▸ Problems to solve:
- 1) In the legal excerpt, when does a cause of action for trespass underground accrue?
- 2) From the legal excerpt, list every case that is cited with a year and a reporter citation.
- 3) Reproduce the portion of the legal excerpt that opens with the words containing "Furthermore, a cause" and closes with "of R.C. 2305.09.".

▸ Quoted text:
Am. Sub. H.B. 350 was found unconstitutional in toto. State ex rel. Ohio Academy of Trial Lawyers v. Sheward (1999), 86 Ohio St.3d 451. The pre-H.B. 350 version of the statute does not mention any situation where tolling will or will not be permitted. Additionally, the continuous tort doctrine determines when the cause of action accrues, and is not really a tolling mechanism. The continuous tort doctrine is not of the same class as tolling for incompetency, so the mention of a tolling mechanism does not preclude application of the continuous tort doctrine. See Alden, supra.The language of R.C. 2744.04 does not preclude application of the continuous trespass doctrine.

The case law cited by appellant does not hold that a political subdivision cannot commit a continuous trespass. These cases hold that the plaintiff can only recover for injuries occurring within two years of filing suit. See Brown v. S. Ohio Corr. Facility (1991), 62 Ohio Misc.2d 337; Pope v. Ohio Dept. of Transportation (1998), 91 Ohio Misc.2d 230; Bays v. Kent State University (1997), 86 Ohio Misc.2d 69. Appellees can at least recover for injuries incurred from May 23, 1995.

Furthermore, a cause of action for trespass underground does not accrue until the wrongdoer is discovered. R.C. 2305.09. Appellant argues that the language of R.C. 2744.04 prohibits the application of R.C. 2305.09.

▸ Supplied information:
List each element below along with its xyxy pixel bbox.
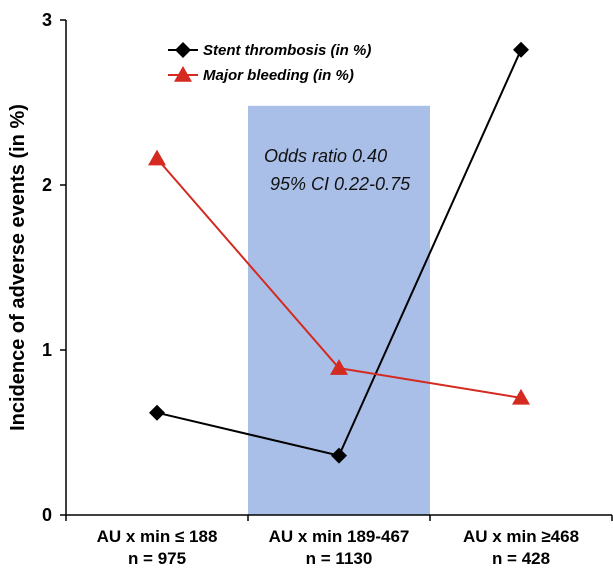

▸ Solutions:
- 1) It does not accrue until the wrongdoer is discovered.

- 2)
- State ex rel. Ohio Academy of Trial Lawyers v. Sheward (1999), 86 Ohio St.3d 451
- Brown v. S. Ohio Corr. Facility (1991), 62 Ohio Misc.2d 337
- Pope v. Ohio Dept. of Transportation (1998), 91 Ohio Misc.2d 230
- Bays v. Kent State University (1997), 86 Ohio Misc.2d 69

- 3)
Furthermore, a cause of action for trespass underground does not accrue until the wrongdoer is discovered. R.C. 2305.09. Appellant argues that the language of R.C. 2744.04 prohibits the application of R.C. 2305.09.